▶ To do: Write out exactly the lines between the line containing "Output a JSON" and the end of the records, counting both ends, and leave out all pictures.

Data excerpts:
· · ·

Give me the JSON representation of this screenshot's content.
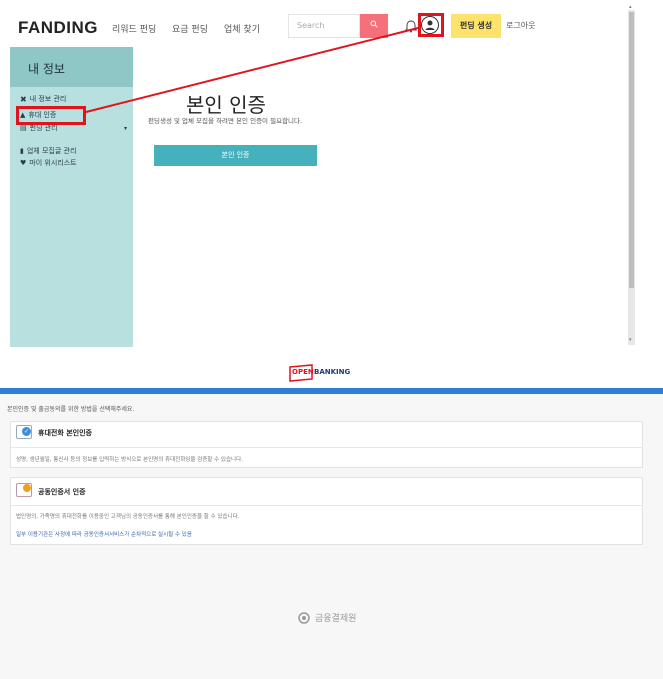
{
  "header": {
    "logo": "FANDING",
    "nav": [
      "리워드 펀딩",
      "요금 펀딩",
      "업체 찾기"
    ],
    "search_placeholder": "Search",
    "create_label": "펀딩 생성",
    "logout_label": "로그아웃"
  },
  "sidebar": {
    "title": "내 정보",
    "items": [
      {
        "label": "내 정보 관리",
        "icon": "tools-icon"
      },
      {
        "label": "휴대 인증",
        "icon": "person-icon"
      },
      {
        "label": "펀딩 관리",
        "icon": "list-icon",
        "has_dropdown": true
      },
      {
        "label": "업체 모집글 관리",
        "icon": "bar-chart-icon"
      },
      {
        "label": "마이 위시리스트",
        "icon": "heart-icon"
      }
    ]
  },
  "main": {
    "title": "본인 인증",
    "description": "펀딩생성 및 업체 모집을 하려면 본인 인증이 필요합니다.",
    "button_label": "본인 인증"
  },
  "openbanking": {
    "logo_prefix": "OPEN",
    "logo_suffix": "BANKING",
    "instruction": "본인인증 및 출금동의를 위한 방법을 선택해주세요.",
    "options": [
      {
        "title": "휴대전화 본인인증",
        "desc": "성명, 생년월일, 통신사 등의 정보를 입력하는 방식으로 본인명의 휴대전화임을 검증할 수 있습니다.",
        "icon": "phone-check-icon"
      },
      {
        "title": "공동인증서 인증",
        "desc": "법인명의, 가족명의 휴대전화를 이용중인 고객님의 공동인증서를 통해 본인인증을 할 수 있습니다.",
        "note": "일부 이용기관은 사정에 따라 공동인증서서비스가 순차적으로 실시될 수 있음",
        "icon": "certificate-icon"
      }
    ],
    "footer_org": "금융결제원"
  },
  "colors": {
    "highlight": "#e1141e",
    "sidebar_bg": "#b7e0df",
    "button": "#45b1bd",
    "create": "#fde26b",
    "bank_blue": "#2f7fd4"
  }
}
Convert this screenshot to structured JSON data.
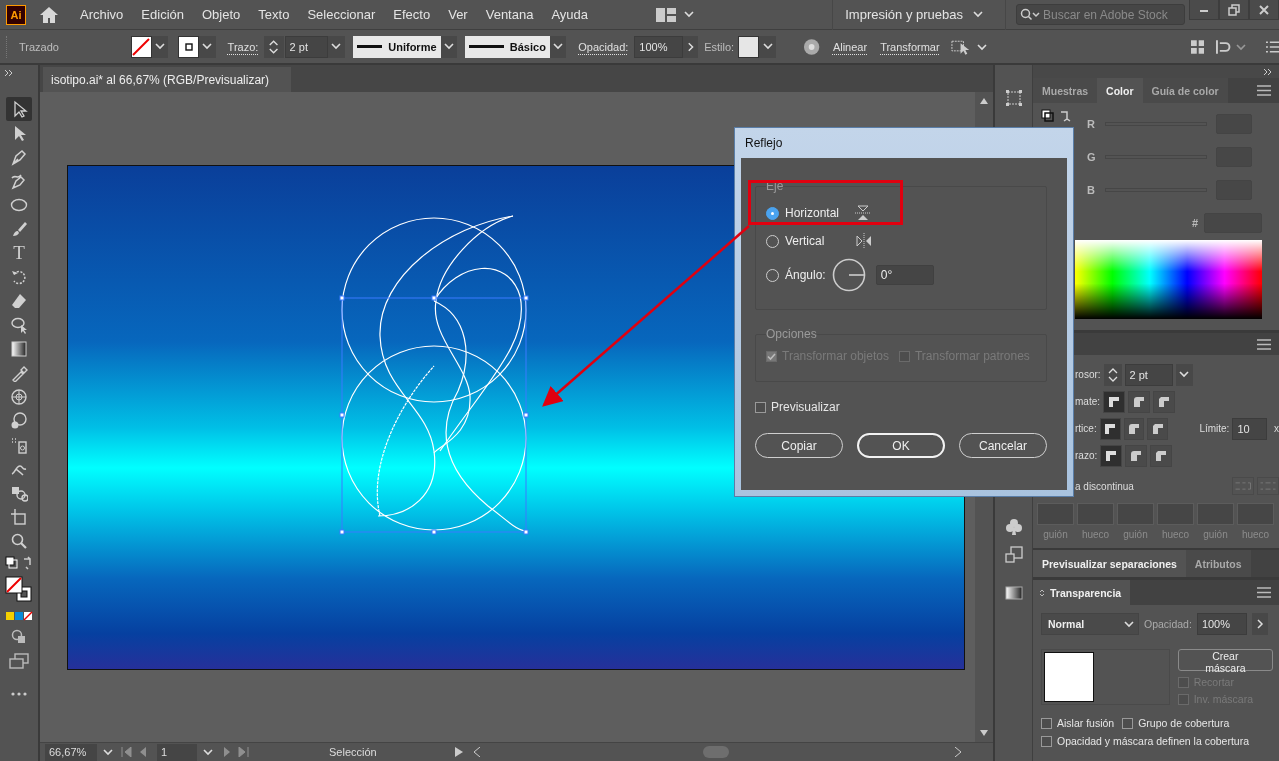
{
  "app": {
    "logo": "Ai"
  },
  "menu": [
    "Archivo",
    "Edición",
    "Objeto",
    "Texto",
    "Seleccionar",
    "Efecto",
    "Ver",
    "Ventana",
    "Ayuda"
  ],
  "workspace": "Impresión y pruebas",
  "search": {
    "placeholder": "Buscar en Adobe Stock"
  },
  "control_bar": {
    "selection": "Trazado",
    "stroke_label": "Trazo:",
    "stroke_weight": "2 pt",
    "profile": "Uniforme",
    "brush": "Básico",
    "opacity_label": "Opacidad:",
    "opacity": "100%",
    "style_label": "Estilo:",
    "align_link": "Alinear",
    "transform_link": "Transformar"
  },
  "tools": [
    {
      "kind": "select",
      "selected": true
    },
    {
      "kind": "direct",
      "selected": false
    },
    {
      "kind": "pen",
      "selected": false
    },
    {
      "kind": "curvature",
      "selected": false
    },
    {
      "kind": "ellipse",
      "selected": false
    },
    {
      "kind": "brush",
      "selected": false
    },
    {
      "kind": "type",
      "label": "T",
      "selected": false
    },
    {
      "kind": "rotate",
      "selected": false
    },
    {
      "kind": "eraser",
      "selected": false
    },
    {
      "kind": "lasso",
      "selected": false
    },
    {
      "kind": "gradient",
      "selected": false
    },
    {
      "kind": "eyedropper",
      "selected": false
    },
    {
      "kind": "blend",
      "selected": false
    },
    {
      "kind": "warp",
      "selected": false
    },
    {
      "kind": "spray",
      "selected": false
    },
    {
      "kind": "puppet",
      "selected": false
    },
    {
      "kind": "shapebuilder",
      "selected": false
    },
    {
      "kind": "artboard",
      "selected": false
    },
    {
      "kind": "zoom",
      "selected": false
    }
  ],
  "document_tab": {
    "title": "isotipo.ai* al 66,67% (RGB/Previsualizar)"
  },
  "status_bar": {
    "zoom": "66,67%",
    "artboard": "1",
    "tool": "Selección"
  },
  "dialog": {
    "title": "Reflejo",
    "axis_group": "Eje",
    "axis_options": [
      {
        "kind": "horizontal",
        "label": "Horizontal",
        "selected": true
      },
      {
        "kind": "vertical",
        "label": "Vertical",
        "selected": false
      },
      {
        "kind": "angle",
        "label": "Ángulo:",
        "selected": false
      }
    ],
    "angle": "0°",
    "options_group": "Opciones",
    "options": [
      {
        "label": "Transformar objetos",
        "checked": true,
        "disabled": true
      },
      {
        "label": "Transformar patrones",
        "checked": false,
        "disabled": true
      }
    ],
    "preview": {
      "label": "Previsualizar",
      "checked": false
    },
    "buttons": [
      {
        "label": "Copiar",
        "default": false
      },
      {
        "label": "OK",
        "default": true
      },
      {
        "label": "Cancelar",
        "default": false
      }
    ]
  },
  "color_panel": {
    "tabs": [
      {
        "label": "Muestras",
        "selected": false
      },
      {
        "label": "Color",
        "selected": true
      },
      {
        "label": "Guía de color",
        "selected": false
      }
    ],
    "channels": [
      "R",
      "G",
      "B"
    ],
    "hex_label": "#"
  },
  "stroke_panel": {
    "weight_label": "rosor:",
    "weight": "2 pt",
    "cap_label": "mate:",
    "caps": [
      {
        "selected": true
      },
      {
        "selected": false
      },
      {
        "selected": false
      }
    ],
    "corner_label": "rtice:",
    "corners": [
      {
        "selected": true
      },
      {
        "selected": false
      },
      {
        "selected": false
      }
    ],
    "limit_label": "Límite:",
    "limit": "10",
    "limit_unit": "x",
    "align_label": "razo:",
    "aligns": [
      {
        "selected": true
      },
      {
        "selected": false
      },
      {
        "selected": false
      }
    ],
    "dashed_label": "a discontinua",
    "dash_fields": [
      "guión",
      "hueco",
      "guión",
      "hueco",
      "guión",
      "hueco"
    ]
  },
  "bottom_tabs": [
    {
      "label": "Previsualizar separaciones",
      "selected": true
    },
    {
      "label": "Atributos",
      "selected": false
    }
  ],
  "transparency_panel": {
    "title": "Transparencia",
    "blend_mode": "Normal",
    "opacity_label": "Opacidad:",
    "opacity": "100%",
    "mask_button": "Crear máscara",
    "mask_options": [
      {
        "label": "Recortar",
        "checked": false,
        "disabled": true
      },
      {
        "label": "Inv. máscara",
        "checked": false,
        "disabled": true
      }
    ],
    "options": [
      {
        "label": "Aislar fusión",
        "checked": false
      },
      {
        "label": "Grupo de cobertura",
        "checked": false
      },
      {
        "label": "Opacidad y máscara definen la cobertura",
        "checked": false
      }
    ]
  }
}
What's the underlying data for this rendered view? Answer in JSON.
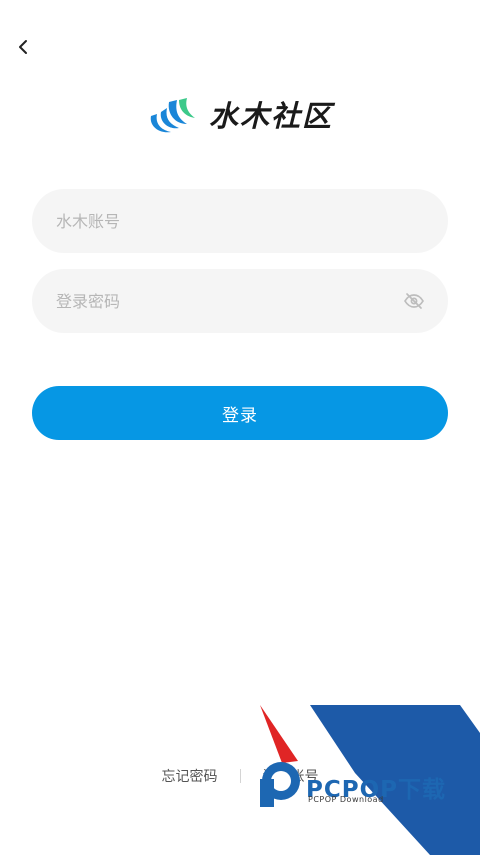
{
  "header": {
    "back_icon": "chevron-left-icon"
  },
  "logo": {
    "wordmark": "水木社区",
    "colors": {
      "blue": "#1a86d8",
      "green": "#3cc98a"
    }
  },
  "form": {
    "username_placeholder": "水木账号",
    "password_placeholder": "登录密码",
    "password_toggle_icon": "eye-off-icon",
    "login_label": "登录",
    "login_color": "#0697e4"
  },
  "footer": {
    "forgot_label": "忘记密码",
    "register_label": "注册账号"
  },
  "watermark": {
    "title": "PCPOP下载",
    "subtitle": "PCPOP Download",
    "color": "#1d67b2"
  }
}
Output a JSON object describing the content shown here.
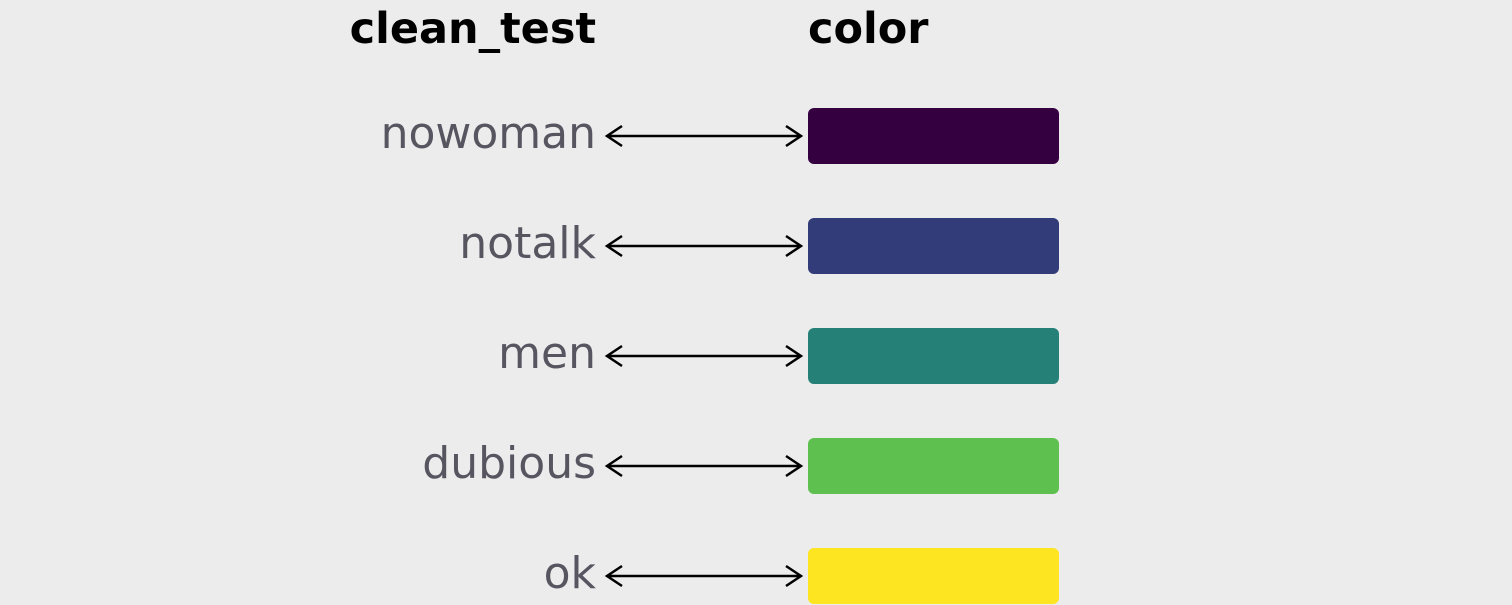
{
  "headers": {
    "left": "clean_test",
    "right": "color"
  },
  "mappings": [
    {
      "label": "nowoman",
      "color": "#35003f"
    },
    {
      "label": "notalk",
      "color": "#323c78"
    },
    {
      "label": "men",
      "color": "#258077"
    },
    {
      "label": "dubious",
      "color": "#5ec04e"
    },
    {
      "label": "ok",
      "color": "#fde521"
    }
  ]
}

· · ·

▶ Output for this task:
Output a JSON object describing the content shown here.
{
  "headers": {
    "left": "clean_test",
    "right": "color"
  },
  "mappings": [
    {
      "label": "nowoman",
      "color": "#35003f"
    },
    {
      "label": "notalk",
      "color": "#323c78"
    },
    {
      "label": "men",
      "color": "#258077"
    },
    {
      "label": "dubious",
      "color": "#5ec04e"
    },
    {
      "label": "ok",
      "color": "#fde521"
    }
  ]
}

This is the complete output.